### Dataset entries
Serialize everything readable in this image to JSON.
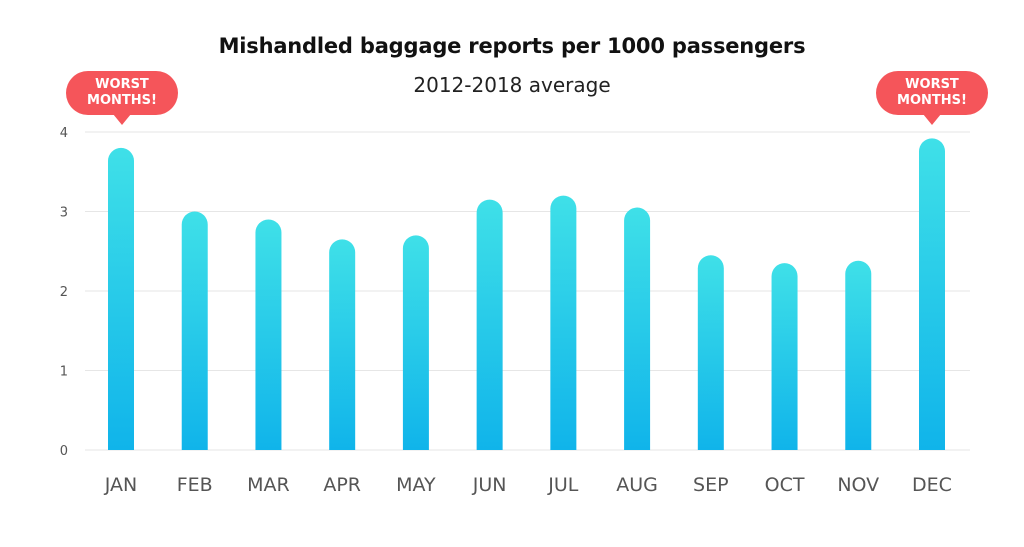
{
  "chart_data": {
    "type": "bar",
    "title": "Mishandled baggage reports per 1000 passengers",
    "subtitle": "2012-2018 average",
    "categories": [
      "JAN",
      "FEB",
      "MAR",
      "APR",
      "MAY",
      "JUN",
      "JUL",
      "AUG",
      "SEP",
      "OCT",
      "NOV",
      "DEC"
    ],
    "values": [
      3.8,
      3.0,
      2.9,
      2.65,
      2.7,
      3.15,
      3.2,
      3.05,
      2.45,
      2.35,
      2.38,
      3.92
    ],
    "ylim": [
      0,
      4
    ],
    "yticks": [
      "0",
      "1",
      "2",
      "3",
      "4"
    ],
    "grid": true,
    "bar_color_top": "#3fe0e8",
    "bar_color_bottom": "#10b4ea",
    "gridline_color": "#e6e6e6",
    "tick_color": "#555555"
  },
  "callouts": [
    {
      "line1": "WORST",
      "line2": "MONTHS!"
    },
    {
      "line1": "WORST",
      "line2": "MONTHS!"
    }
  ],
  "callout_color": "#f5555a"
}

### WHAT THE EXERCISE ASKS
Without including any picture, repeat the data exactly.

### FINISHED EXERCISE
Serialize everything readable in this image to JSON.
{
  "chart_data": {
    "type": "bar",
    "title": "Mishandled baggage reports per 1000 passengers",
    "subtitle": "2012-2018 average",
    "categories": [
      "JAN",
      "FEB",
      "MAR",
      "APR",
      "MAY",
      "JUN",
      "JUL",
      "AUG",
      "SEP",
      "OCT",
      "NOV",
      "DEC"
    ],
    "values": [
      3.8,
      3.0,
      2.9,
      2.65,
      2.7,
      3.15,
      3.2,
      3.05,
      2.45,
      2.35,
      2.38,
      3.92
    ],
    "ylim": [
      0,
      4
    ],
    "yticks": [
      "0",
      "1",
      "2",
      "3",
      "4"
    ],
    "grid": true,
    "bar_color_top": "#3fe0e8",
    "bar_color_bottom": "#10b4ea",
    "gridline_color": "#e6e6e6",
    "tick_color": "#555555"
  },
  "callouts": [
    {
      "line1": "WORST",
      "line2": "MONTHS!"
    },
    {
      "line1": "WORST",
      "line2": "MONTHS!"
    }
  ],
  "callout_color": "#f5555a"
}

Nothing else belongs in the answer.